Recorded data
##########
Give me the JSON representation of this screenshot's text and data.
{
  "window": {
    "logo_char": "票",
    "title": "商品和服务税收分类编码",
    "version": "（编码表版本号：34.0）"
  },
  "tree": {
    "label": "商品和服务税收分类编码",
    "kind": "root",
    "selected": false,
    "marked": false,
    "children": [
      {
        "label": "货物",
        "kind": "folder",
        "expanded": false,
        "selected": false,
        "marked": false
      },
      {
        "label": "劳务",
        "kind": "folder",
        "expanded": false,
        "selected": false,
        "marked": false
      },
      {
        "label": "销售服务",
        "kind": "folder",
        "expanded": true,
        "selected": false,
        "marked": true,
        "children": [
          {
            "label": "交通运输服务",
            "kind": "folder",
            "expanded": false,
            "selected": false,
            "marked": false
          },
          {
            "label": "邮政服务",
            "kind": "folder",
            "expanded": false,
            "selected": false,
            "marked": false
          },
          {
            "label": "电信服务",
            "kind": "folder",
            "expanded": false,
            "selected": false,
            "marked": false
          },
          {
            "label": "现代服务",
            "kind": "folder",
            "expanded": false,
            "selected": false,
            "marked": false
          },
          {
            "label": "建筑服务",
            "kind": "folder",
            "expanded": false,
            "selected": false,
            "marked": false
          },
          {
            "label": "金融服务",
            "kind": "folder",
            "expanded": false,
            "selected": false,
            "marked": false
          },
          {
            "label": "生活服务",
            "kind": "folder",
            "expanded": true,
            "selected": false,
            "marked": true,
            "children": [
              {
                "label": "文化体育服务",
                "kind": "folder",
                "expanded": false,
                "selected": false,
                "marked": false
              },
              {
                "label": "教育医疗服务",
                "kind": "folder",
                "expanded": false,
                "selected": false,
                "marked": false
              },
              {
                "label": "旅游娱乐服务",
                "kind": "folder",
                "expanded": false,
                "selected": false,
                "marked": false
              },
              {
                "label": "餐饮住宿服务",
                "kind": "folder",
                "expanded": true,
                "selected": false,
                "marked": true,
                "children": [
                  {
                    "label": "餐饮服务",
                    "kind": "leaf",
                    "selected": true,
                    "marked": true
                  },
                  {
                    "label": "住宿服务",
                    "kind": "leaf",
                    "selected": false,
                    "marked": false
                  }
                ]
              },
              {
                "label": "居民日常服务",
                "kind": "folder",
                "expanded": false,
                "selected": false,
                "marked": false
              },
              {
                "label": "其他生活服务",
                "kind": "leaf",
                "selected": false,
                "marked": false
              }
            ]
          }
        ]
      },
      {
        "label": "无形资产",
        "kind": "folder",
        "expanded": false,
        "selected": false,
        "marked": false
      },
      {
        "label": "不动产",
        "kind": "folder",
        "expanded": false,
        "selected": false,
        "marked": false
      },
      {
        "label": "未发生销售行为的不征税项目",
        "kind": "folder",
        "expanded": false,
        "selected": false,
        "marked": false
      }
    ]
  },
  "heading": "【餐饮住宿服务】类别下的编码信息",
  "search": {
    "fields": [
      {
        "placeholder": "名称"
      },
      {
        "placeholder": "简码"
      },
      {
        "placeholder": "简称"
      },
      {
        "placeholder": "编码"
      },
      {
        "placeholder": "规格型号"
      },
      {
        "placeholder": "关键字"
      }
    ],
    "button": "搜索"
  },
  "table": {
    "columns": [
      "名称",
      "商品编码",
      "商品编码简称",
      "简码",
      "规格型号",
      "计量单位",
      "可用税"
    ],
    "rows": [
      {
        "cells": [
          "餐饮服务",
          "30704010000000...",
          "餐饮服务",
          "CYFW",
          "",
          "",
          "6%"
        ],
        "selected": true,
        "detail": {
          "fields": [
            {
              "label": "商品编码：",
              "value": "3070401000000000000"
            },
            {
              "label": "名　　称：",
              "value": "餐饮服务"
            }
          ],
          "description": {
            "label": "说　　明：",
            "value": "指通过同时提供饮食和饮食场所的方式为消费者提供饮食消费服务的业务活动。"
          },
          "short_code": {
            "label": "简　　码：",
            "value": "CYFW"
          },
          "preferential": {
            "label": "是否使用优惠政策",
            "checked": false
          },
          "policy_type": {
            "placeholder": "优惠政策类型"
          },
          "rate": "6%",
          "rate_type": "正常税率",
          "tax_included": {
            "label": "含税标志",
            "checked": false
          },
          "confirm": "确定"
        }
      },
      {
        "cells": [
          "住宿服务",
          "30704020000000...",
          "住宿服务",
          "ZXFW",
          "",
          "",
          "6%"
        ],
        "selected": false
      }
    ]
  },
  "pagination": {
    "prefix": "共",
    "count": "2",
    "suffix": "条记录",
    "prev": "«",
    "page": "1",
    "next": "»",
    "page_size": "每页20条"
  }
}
##########
* _EXERCISE TASK_
Output the lines above verbatim and in full.

* _EXERCISE RESPONSE_
Give me the JSON representation of this screenshot's text and data.
{
  "window": {
    "logo_char": "票",
    "title": "商品和服务税收分类编码",
    "version": "（编码表版本号：34.0）"
  },
  "tree": {
    "label": "商品和服务税收分类编码",
    "kind": "root",
    "selected": false,
    "marked": false,
    "children": [
      {
        "label": "货物",
        "kind": "folder",
        "expanded": false,
        "selected": false,
        "marked": false
      },
      {
        "label": "劳务",
        "kind": "folder",
        "expanded": false,
        "selected": false,
        "marked": false
      },
      {
        "label": "销售服务",
        "kind": "folder",
        "expanded": true,
        "selected": false,
        "marked": true,
        "children": [
          {
            "label": "交通运输服务",
            "kind": "folder",
            "expanded": false,
            "selected": false,
            "marked": false
          },
          {
            "label": "邮政服务",
            "kind": "folder",
            "expanded": false,
            "selected": false,
            "marked": false
          },
          {
            "label": "电信服务",
            "kind": "folder",
            "expanded": false,
            "selected": false,
            "marked": false
          },
          {
            "label": "现代服务",
            "kind": "folder",
            "expanded": false,
            "selected": false,
            "marked": false
          },
          {
            "label": "建筑服务",
            "kind": "folder",
            "expanded": false,
            "selected": false,
            "marked": false
          },
          {
            "label": "金融服务",
            "kind": "folder",
            "expanded": false,
            "selected": false,
            "marked": false
          },
          {
            "label": "生活服务",
            "kind": "folder",
            "expanded": true,
            "selected": false,
            "marked": true,
            "children": [
              {
                "label": "文化体育服务",
                "kind": "folder",
                "expanded": false,
                "selected": false,
                "marked": false
              },
              {
                "label": "教育医疗服务",
                "kind": "folder",
                "expanded": false,
                "selected": false,
                "marked": false
              },
              {
                "label": "旅游娱乐服务",
                "kind": "folder",
                "expanded": false,
                "selected": false,
                "marked": false
              },
              {
                "label": "餐饮住宿服务",
                "kind": "folder",
                "expanded": true,
                "selected": false,
                "marked": true,
                "children": [
                  {
                    "label": "餐饮服务",
                    "kind": "leaf",
                    "selected": true,
                    "marked": true
                  },
                  {
                    "label": "住宿服务",
                    "kind": "leaf",
                    "selected": false,
                    "marked": false
                  }
                ]
              },
              {
                "label": "居民日常服务",
                "kind": "folder",
                "expanded": false,
                "selected": false,
                "marked": false
              },
              {
                "label": "其他生活服务",
                "kind": "leaf",
                "selected": false,
                "marked": false
              }
            ]
          }
        ]
      },
      {
        "label": "无形资产",
        "kind": "folder",
        "expanded": false,
        "selected": false,
        "marked": false
      },
      {
        "label": "不动产",
        "kind": "folder",
        "expanded": false,
        "selected": false,
        "marked": false
      },
      {
        "label": "未发生销售行为的不征税项目",
        "kind": "folder",
        "expanded": false,
        "selected": false,
        "marked": false
      }
    ]
  },
  "heading": "【餐饮住宿服务】类别下的编码信息",
  "search": {
    "fields": [
      {
        "placeholder": "名称"
      },
      {
        "placeholder": "简码"
      },
      {
        "placeholder": "简称"
      },
      {
        "placeholder": "编码"
      },
      {
        "placeholder": "规格型号"
      },
      {
        "placeholder": "关键字"
      }
    ],
    "button": "搜索"
  },
  "table": {
    "columns": [
      "名称",
      "商品编码",
      "商品编码简称",
      "简码",
      "规格型号",
      "计量单位",
      "可用税"
    ],
    "rows": [
      {
        "cells": [
          "餐饮服务",
          "30704010000000...",
          "餐饮服务",
          "CYFW",
          "",
          "",
          "6%"
        ],
        "selected": true,
        "detail": {
          "fields": [
            {
              "label": "商品编码：",
              "value": "3070401000000000000"
            },
            {
              "label": "名　　称：",
              "value": "餐饮服务"
            }
          ],
          "description": {
            "label": "说　　明：",
            "value": "指通过同时提供饮食和饮食场所的方式为消费者提供饮食消费服务的业务活动。"
          },
          "short_code": {
            "label": "简　　码：",
            "value": "CYFW"
          },
          "preferential": {
            "label": "是否使用优惠政策",
            "checked": false
          },
          "policy_type": {
            "placeholder": "优惠政策类型"
          },
          "rate": "6%",
          "rate_type": "正常税率",
          "tax_included": {
            "label": "含税标志",
            "checked": false
          },
          "confirm": "确定"
        }
      },
      {
        "cells": [
          "住宿服务",
          "30704020000000...",
          "住宿服务",
          "ZXFW",
          "",
          "",
          "6%"
        ],
        "selected": false
      }
    ]
  },
  "pagination": {
    "prefix": "共",
    "count": "2",
    "suffix": "条记录",
    "prev": "«",
    "page": "1",
    "next": "»",
    "page_size": "每页20条"
  }
}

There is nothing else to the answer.